[Collection entries]
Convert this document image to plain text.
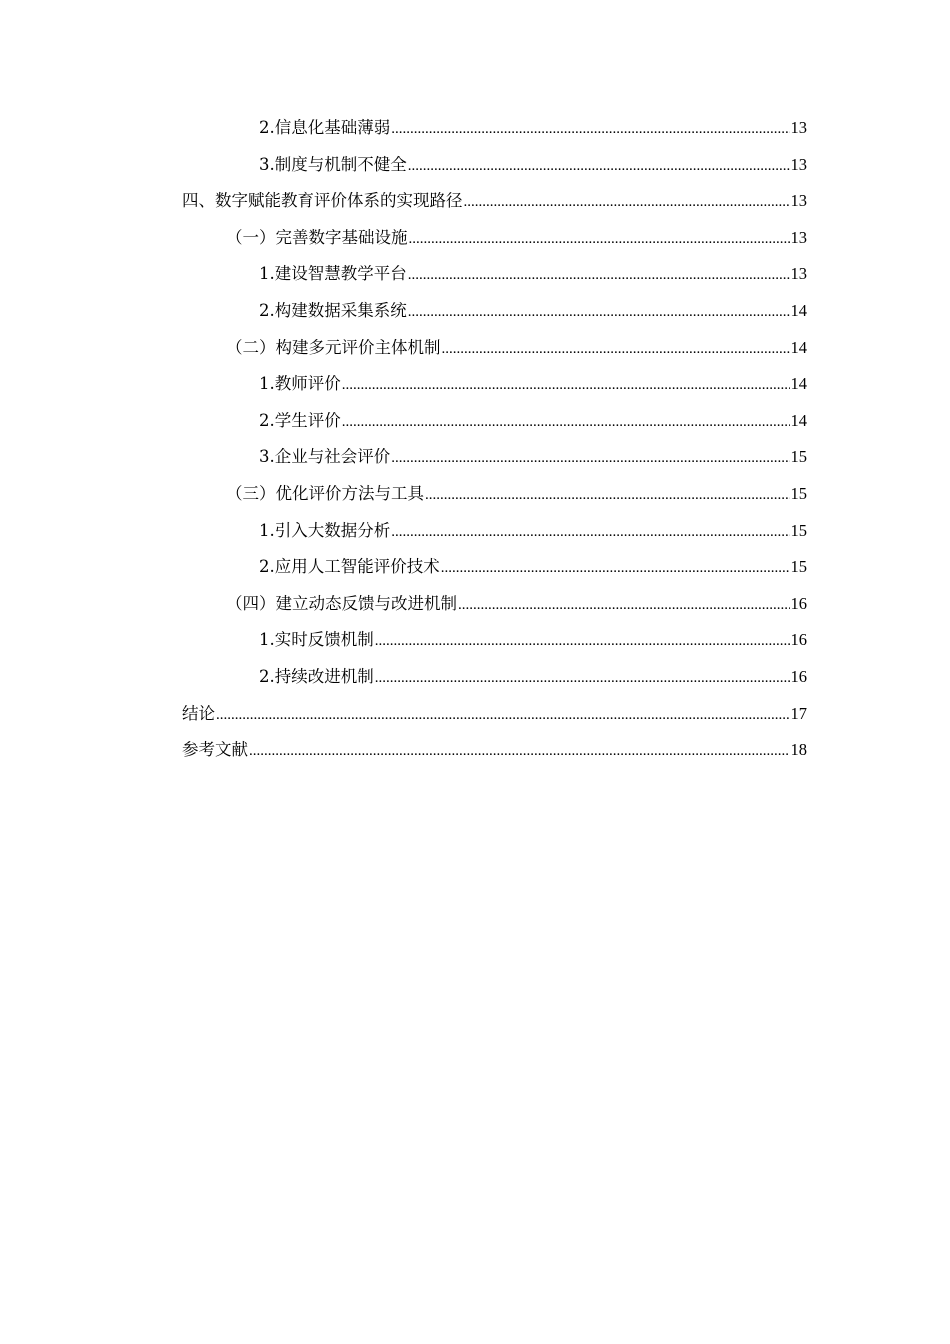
2.信息化基础薄弱 .....	13
3.制度与机制不健全 .....	13
四、数字赋能教育评价体系的实现路径 .....	13
（一）完善数字基础设施 .....	13
1.建设智慧教学平台 .....	13
2.构建数据采集系统 .....	14
（二）构建多元评价主体机制 .....	14
1.教师评价 .....	14
2.学生评价 .....	14
3.企业与社会评价 .....	15
（三）优化评价方法与工具 .....	15
1.引入大数据分析 .....	15
2.应用人工智能评价技术 .....	15
（四）建立动态反馈与改进机制 .....	16
1.实时反馈机制 .....	16
2.持续改进机制 .....	16
结论 .....	17
参考文献 .....	18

== WHAT YOU SHOULD DO ==
Output every entry word for word, but omit the pictures.

== REPLY ==
Convert this document image to plain text.
2.信息化基础薄弱 .....	13
3.制度与机制不健全 .....	13
四、数字赋能教育评价体系的实现路径 .....	13
（一）完善数字基础设施 .....	13
1.建设智慧教学平台 .....	13
2.构建数据采集系统 .....	14
（二）构建多元评价主体机制 .....	14
1.教师评价 .....	14
2.学生评价 .....	14
3.企业与社会评价 .....	15
（三）优化评价方法与工具 .....	15
1.引入大数据分析 .....	15
2.应用人工智能评价技术 .....	15
（四）建立动态反馈与改进机制 .....	16
1.实时反馈机制 .....	16
2.持续改进机制 .....	16
结论 .....	17
参考文献 .....	18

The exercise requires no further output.